::: Data rows :::
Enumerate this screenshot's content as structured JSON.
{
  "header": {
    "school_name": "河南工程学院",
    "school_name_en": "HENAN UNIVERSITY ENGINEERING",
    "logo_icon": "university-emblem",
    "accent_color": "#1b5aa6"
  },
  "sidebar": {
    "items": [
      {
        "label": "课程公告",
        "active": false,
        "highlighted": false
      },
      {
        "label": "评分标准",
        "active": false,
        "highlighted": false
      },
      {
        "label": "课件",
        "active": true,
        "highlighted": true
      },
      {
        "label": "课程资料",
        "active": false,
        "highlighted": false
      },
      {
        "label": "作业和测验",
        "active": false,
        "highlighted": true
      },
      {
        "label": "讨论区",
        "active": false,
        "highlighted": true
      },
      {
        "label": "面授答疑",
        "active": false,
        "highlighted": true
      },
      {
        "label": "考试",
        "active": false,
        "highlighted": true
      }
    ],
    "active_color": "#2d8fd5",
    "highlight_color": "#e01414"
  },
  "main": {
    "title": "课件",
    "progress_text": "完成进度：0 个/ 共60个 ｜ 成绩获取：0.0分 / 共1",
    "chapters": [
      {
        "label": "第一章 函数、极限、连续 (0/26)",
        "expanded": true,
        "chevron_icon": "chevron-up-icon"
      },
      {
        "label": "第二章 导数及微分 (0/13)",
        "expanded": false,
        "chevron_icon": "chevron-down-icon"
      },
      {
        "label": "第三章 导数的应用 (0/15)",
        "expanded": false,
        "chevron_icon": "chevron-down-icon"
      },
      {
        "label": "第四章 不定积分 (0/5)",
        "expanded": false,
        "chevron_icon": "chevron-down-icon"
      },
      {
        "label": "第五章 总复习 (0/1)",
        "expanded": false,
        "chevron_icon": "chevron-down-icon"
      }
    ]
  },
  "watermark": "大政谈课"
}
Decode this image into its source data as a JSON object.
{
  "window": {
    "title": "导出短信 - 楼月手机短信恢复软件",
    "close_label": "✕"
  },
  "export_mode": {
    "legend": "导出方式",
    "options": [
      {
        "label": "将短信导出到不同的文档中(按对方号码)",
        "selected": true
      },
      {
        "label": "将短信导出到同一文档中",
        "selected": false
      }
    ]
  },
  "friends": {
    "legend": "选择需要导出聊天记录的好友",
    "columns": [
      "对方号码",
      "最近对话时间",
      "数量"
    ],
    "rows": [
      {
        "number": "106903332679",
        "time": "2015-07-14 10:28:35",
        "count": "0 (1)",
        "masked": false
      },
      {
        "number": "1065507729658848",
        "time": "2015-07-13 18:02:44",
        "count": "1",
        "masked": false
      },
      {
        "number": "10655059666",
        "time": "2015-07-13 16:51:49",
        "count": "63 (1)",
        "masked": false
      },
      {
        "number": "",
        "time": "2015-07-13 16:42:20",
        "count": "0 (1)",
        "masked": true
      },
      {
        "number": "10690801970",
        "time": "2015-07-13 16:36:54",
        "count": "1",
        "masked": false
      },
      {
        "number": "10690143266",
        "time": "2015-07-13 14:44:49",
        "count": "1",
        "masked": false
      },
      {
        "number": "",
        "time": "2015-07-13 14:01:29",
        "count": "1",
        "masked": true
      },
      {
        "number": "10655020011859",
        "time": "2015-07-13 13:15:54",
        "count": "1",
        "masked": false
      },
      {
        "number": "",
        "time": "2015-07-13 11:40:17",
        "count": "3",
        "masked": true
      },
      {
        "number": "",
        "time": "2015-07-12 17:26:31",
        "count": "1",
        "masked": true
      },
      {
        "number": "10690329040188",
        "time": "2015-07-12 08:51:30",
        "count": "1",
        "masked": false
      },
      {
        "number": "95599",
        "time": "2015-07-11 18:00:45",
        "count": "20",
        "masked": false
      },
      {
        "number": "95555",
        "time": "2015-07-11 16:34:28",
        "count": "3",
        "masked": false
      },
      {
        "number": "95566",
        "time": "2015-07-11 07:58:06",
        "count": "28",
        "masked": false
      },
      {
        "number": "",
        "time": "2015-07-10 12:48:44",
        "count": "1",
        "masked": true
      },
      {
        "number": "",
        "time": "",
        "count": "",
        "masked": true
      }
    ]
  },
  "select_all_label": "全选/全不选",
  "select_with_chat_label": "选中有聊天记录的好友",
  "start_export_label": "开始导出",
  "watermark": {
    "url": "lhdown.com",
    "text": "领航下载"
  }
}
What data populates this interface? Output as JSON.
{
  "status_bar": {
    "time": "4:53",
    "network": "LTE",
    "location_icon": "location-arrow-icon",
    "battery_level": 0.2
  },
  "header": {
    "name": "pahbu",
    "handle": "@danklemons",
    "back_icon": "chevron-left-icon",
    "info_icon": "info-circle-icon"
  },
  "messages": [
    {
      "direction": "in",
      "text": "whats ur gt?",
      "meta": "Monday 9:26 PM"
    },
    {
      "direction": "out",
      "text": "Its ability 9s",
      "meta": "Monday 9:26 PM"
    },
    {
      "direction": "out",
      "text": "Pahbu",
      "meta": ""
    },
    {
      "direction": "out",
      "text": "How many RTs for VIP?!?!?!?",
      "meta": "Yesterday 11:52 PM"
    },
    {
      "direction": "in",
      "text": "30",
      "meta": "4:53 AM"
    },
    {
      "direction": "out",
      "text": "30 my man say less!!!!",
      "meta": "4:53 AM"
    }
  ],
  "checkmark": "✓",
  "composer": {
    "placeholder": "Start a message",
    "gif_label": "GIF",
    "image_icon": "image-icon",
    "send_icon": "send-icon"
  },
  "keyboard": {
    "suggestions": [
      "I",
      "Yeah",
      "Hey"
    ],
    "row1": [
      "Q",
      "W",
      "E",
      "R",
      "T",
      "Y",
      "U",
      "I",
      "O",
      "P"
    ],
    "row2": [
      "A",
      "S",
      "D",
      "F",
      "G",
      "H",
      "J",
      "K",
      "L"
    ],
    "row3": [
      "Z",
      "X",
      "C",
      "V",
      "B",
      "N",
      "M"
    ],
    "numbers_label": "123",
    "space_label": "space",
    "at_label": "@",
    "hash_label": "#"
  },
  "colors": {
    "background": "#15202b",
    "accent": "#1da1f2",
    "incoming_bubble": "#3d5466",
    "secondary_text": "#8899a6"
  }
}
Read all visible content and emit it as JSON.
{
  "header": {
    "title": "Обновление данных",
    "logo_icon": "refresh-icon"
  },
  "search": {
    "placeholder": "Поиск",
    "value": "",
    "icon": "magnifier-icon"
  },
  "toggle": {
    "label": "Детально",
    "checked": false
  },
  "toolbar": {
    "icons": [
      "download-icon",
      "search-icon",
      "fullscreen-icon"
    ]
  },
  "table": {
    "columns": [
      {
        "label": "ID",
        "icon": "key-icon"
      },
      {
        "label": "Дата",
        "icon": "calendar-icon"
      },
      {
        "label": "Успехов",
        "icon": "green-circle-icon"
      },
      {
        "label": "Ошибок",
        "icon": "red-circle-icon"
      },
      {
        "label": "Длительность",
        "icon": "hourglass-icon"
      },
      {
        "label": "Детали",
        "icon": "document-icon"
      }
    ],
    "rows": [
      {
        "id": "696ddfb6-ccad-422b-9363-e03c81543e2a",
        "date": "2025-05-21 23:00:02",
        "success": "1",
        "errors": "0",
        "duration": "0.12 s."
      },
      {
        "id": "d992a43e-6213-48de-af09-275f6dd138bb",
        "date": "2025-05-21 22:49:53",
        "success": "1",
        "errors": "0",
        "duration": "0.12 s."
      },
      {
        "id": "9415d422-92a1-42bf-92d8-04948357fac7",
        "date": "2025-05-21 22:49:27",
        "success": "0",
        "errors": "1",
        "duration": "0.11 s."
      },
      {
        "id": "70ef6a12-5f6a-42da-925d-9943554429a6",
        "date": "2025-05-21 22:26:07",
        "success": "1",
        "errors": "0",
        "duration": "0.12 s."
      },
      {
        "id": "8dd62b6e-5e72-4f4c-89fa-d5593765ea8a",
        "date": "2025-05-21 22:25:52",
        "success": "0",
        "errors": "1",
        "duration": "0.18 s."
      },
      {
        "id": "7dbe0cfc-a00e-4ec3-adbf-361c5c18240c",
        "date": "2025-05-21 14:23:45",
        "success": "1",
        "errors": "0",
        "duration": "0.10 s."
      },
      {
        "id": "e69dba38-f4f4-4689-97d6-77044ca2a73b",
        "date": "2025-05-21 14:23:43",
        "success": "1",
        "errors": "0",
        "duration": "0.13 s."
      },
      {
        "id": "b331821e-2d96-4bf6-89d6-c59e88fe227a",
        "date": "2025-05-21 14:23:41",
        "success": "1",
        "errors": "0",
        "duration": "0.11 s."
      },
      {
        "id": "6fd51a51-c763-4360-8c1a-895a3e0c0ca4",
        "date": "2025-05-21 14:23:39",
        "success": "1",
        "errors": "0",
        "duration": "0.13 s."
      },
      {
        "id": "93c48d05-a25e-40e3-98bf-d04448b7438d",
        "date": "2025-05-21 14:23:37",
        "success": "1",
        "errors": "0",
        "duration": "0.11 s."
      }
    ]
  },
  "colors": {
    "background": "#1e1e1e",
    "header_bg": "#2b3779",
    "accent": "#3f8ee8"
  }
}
:::
__Exercise brief__.
Scan the material above. Return every line containing the string "image".

__Result below__.
Decode this image into its source data as a JSON object.
    "image_icon": "image-icon",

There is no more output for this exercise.